* [Work to be completed]:
Render the lines below as a Markdown table with the columns "No." and "Line," numbering each row and omitting any blank lines.

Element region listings
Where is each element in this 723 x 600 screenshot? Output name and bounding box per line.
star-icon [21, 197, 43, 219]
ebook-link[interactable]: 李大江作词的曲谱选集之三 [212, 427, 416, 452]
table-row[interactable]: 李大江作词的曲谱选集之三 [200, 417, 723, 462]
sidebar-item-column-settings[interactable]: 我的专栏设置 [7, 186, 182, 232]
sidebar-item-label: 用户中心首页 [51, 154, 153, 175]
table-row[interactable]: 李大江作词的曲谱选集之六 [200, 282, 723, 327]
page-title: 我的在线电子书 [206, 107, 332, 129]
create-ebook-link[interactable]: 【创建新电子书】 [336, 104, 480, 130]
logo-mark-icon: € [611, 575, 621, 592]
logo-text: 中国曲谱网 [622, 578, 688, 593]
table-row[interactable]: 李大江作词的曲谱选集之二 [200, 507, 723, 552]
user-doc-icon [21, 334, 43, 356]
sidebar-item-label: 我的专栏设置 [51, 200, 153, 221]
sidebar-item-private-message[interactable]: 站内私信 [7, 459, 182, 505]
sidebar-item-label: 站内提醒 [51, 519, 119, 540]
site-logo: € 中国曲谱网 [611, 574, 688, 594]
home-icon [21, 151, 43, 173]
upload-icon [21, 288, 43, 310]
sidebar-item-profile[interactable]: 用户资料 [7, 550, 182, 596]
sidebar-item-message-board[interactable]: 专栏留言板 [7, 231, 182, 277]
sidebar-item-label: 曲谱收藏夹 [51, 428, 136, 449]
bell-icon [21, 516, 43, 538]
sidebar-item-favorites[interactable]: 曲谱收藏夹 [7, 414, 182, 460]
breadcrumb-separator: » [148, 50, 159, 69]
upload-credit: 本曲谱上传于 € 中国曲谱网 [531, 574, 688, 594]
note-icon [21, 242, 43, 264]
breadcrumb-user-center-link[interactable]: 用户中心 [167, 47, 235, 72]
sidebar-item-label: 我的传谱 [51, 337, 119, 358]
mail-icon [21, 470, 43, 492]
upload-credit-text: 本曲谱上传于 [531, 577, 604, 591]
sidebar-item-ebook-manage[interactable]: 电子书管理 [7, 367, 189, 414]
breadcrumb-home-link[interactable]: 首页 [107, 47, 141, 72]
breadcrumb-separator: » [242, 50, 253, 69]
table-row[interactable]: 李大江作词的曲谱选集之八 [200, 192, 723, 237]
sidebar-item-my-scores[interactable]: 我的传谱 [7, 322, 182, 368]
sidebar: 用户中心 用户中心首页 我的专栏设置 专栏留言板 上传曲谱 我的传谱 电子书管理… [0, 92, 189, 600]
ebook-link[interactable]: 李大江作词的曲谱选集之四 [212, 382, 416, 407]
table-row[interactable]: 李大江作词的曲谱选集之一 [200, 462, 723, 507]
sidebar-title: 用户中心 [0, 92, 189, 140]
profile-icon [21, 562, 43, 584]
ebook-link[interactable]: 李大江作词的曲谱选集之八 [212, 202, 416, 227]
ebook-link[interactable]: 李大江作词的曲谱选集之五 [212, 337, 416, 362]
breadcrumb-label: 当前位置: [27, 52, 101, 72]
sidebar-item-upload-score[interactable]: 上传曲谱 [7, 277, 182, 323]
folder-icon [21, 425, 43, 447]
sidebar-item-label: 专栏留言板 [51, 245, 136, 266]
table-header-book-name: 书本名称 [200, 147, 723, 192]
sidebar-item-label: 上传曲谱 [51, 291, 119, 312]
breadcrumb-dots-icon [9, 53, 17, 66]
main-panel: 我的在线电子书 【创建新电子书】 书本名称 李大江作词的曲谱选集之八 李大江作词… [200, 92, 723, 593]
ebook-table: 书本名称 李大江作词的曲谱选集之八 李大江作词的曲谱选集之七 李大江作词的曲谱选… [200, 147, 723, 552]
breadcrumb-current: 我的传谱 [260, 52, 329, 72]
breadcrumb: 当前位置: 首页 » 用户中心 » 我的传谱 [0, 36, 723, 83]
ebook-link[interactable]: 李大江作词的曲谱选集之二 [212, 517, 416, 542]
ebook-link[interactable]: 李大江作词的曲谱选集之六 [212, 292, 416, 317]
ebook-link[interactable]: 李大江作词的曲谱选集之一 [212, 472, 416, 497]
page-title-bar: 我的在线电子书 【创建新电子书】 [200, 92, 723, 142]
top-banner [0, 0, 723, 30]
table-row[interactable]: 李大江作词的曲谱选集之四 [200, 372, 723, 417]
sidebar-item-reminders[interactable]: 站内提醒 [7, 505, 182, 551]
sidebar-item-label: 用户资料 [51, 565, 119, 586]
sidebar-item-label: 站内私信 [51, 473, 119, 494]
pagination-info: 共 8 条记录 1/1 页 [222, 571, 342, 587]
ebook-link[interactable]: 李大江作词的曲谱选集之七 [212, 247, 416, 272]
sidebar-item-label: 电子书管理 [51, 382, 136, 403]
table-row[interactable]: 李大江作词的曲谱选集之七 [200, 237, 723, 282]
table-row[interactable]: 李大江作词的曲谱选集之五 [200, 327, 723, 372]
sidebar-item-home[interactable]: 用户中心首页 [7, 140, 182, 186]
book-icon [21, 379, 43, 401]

* [Response]:
| No. | Line |
|---|---|
| 1 | Where is each element in this 723 x 600 screenshot? Output name and bounding box per line. |
| 2 | star-icon [21, 197, 43, 219] |
| 3 | ebook-link[interactable]: 李大江作词的曲谱选集之三 [212, 427, 416, 452] |
| 4 | table-row[interactable]: 李大江作词的曲谱选集之三 [200, 417, 723, 462] |
| 5 | sidebar-item-column-settings[interactable]: 我的专栏设置 [7, 186, 182, 232] |
| 6 | sidebar-item-label: 用户中心首页 [51, 154, 153, 175] |
| 7 | table-row[interactable]: 李大江作词的曲谱选集之六 [200, 282, 723, 327] |
| 8 | page-title: 我的在线电子书 [206, 107, 332, 129] |
| 9 | create-ebook-link[interactable]: 【创建新电子书】 [336, 104, 480, 130] |
| 10 | logo-mark-icon: € [611, 575, 621, 592] |
| 11 | logo-text: 中国曲谱网 [622, 578, 688, 593] |
| 12 | table-row[interactable]: 李大江作词的曲谱选集之二 [200, 507, 723, 552] |
| 13 | user-doc-icon [21, 334, 43, 356] |
| 14 | sidebar-item-label: 我的专栏设置 [51, 200, 153, 221] |
| 15 | sidebar-item-private-message[interactable]: 站内私信 [7, 459, 182, 505] |
| 16 | sidebar-item-label: 站内提醒 [51, 519, 119, 540] |
| 17 | site-logo: € 中国曲谱网 [611, 574, 688, 594] |
| 18 | home-icon [21, 151, 43, 173] |
| 19 | upload-icon [21, 288, 43, 310] |
| 20 | sidebar-item-profile[interactable]: 用户资料 [7, 550, 182, 596] |
| 21 | sidebar-item-message-board[interactable]: 专栏留言板 [7, 231, 182, 277] |
| 22 | sidebar-item-label: 曲谱收藏夹 [51, 428, 136, 449] |
| 23 | bell-icon [21, 516, 43, 538] |
| 24 | sidebar-item-favorites[interactable]: 曲谱收藏夹 [7, 414, 182, 460] |
| 25 | breadcrumb-separator: » [148, 50, 159, 69] |
| 26 | upload-credit: 本曲谱上传于 € 中国曲谱网 [531, 574, 688, 594] |
| 27 | note-icon [21, 242, 43, 264] |
| 28 | breadcrumb-user-center-link[interactable]: 用户中心 [167, 47, 235, 72] |
| 29 | sidebar-item-label: 我的传谱 [51, 337, 119, 358] |
| 30 | mail-icon [21, 470, 43, 492] |
| 31 | upload-credit-text: 本曲谱上传于 [531, 577, 604, 591] |
| 32 | sidebar-item-ebook-manage[interactable]: 电子书管理 [7, 367, 189, 414] |
| 33 | breadcrumb-home-link[interactable]: 首页 [107, 47, 141, 72] |
| 34 | breadcrumb-separator: » [242, 50, 253, 69] |
| 35 | table-row[interactable]: 李大江作词的曲谱选集之八 [200, 192, 723, 237] |
| 36 | sidebar-item-my-scores[interactable]: 我的传谱 [7, 322, 182, 368] |
| 37 | sidebar: 用户中心 用户中心首页 我的专栏设置 专栏留言板 上传曲谱 我的传谱 电子书管理… [0, 92, 189, 600] |
| 38 | ebook-link[interactable]: 李大江作词的曲谱选集之四 [212, 382, 416, 407] |
| 39 | table-row[interactable]: 李大江作词的曲谱选集之一 [200, 462, 723, 507] |
| 40 | sidebar-title: 用户中心 [0, 92, 189, 140] |
| 41 | profile-icon [21, 562, 43, 584] |
| 42 | ebook-link[interactable]: 李大江作词的曲谱选集之八 [212, 202, 416, 227] |
| 43 | ebook-link[interactable]: 李大江作词的曲谱选集之五 [212, 337, 416, 362] |
| 44 | breadcrumb-label: 当前位置: [27, 52, 101, 72] |
| 45 | sidebar-item-upload-score[interactable]: 上传曲谱 [7, 277, 182, 323] |
| 46 | folder-icon [21, 425, 43, 447] |
| 47 | sidebar-item-label: 专栏留言板 [51, 245, 136, 266] |
| 48 | table-header-book-name: 书本名称 [200, 147, 723, 192] |
| 49 | sidebar-item-label: 上传曲谱 [51, 291, 119, 312] |
| 50 | breadcrumb-dots-icon [9, 53, 17, 66] |
| 51 | main-panel: 我的在线电子书 【创建新电子书】 书本名称 李大江作词的曲谱选集之八 李大江作词… [200, 92, 723, 593] |
| 52 | ebook-table: 书本名称 李大江作词的曲谱选集之八 李大江作词的曲谱选集之七 李大江作词的曲谱选… [200, 147, 723, 552] |
| 53 | breadcrumb-current: 我的传谱 [260, 52, 329, 72] |
| 54 | breadcrumb: 当前位置: 首页 » 用户中心 » 我的传谱 [0, 36, 723, 83] |
| 55 | ebook-link[interactable]: 李大江作词的曲谱选集之二 [212, 517, 416, 542] |
| 56 | ebook-link[interactable]: 李大江作词的曲谱选集之六 [212, 292, 416, 317] |
| 57 | ebook-link[interactable]: 李大江作词的曲谱选集之一 [212, 472, 416, 497] |
| 58 | page-title-bar: 我的在线电子书 【创建新电子书】 [200, 92, 723, 142] |
| 59 | top-banner [0, 0, 723, 30] |
| 60 | table-row[interactable]: 李大江作词的曲谱选集之四 [200, 372, 723, 417] |
| 61 | sidebar-item-reminders[interactable]: 站内提醒 [7, 505, 182, 551] |
| 62 | sidebar-item-label: 用户资料 [51, 565, 119, 586] |
| 63 | sidebar-item-label: 站内私信 [51, 473, 119, 494] |
| 64 | pagination-info: 共 8 条记录 1/1 页 [222, 571, 342, 587] |
| 65 | ebook-link[interactable]: 李大江作词的曲谱选集之七 [212, 247, 416, 272] |
| 66 | sidebar-item-label: 电子书管理 [51, 382, 136, 403] |
| 67 | table-row[interactable]: 李大江作词的曲谱选集之七 [200, 237, 723, 282] |
| 68 | table-row[interactable]: 李大江作词的曲谱选集之五 [200, 327, 723, 372] |
| 69 | sidebar-item-home[interactable]: 用户中心首页 [7, 140, 182, 186] |
| 70 | book-icon [21, 379, 43, 401] |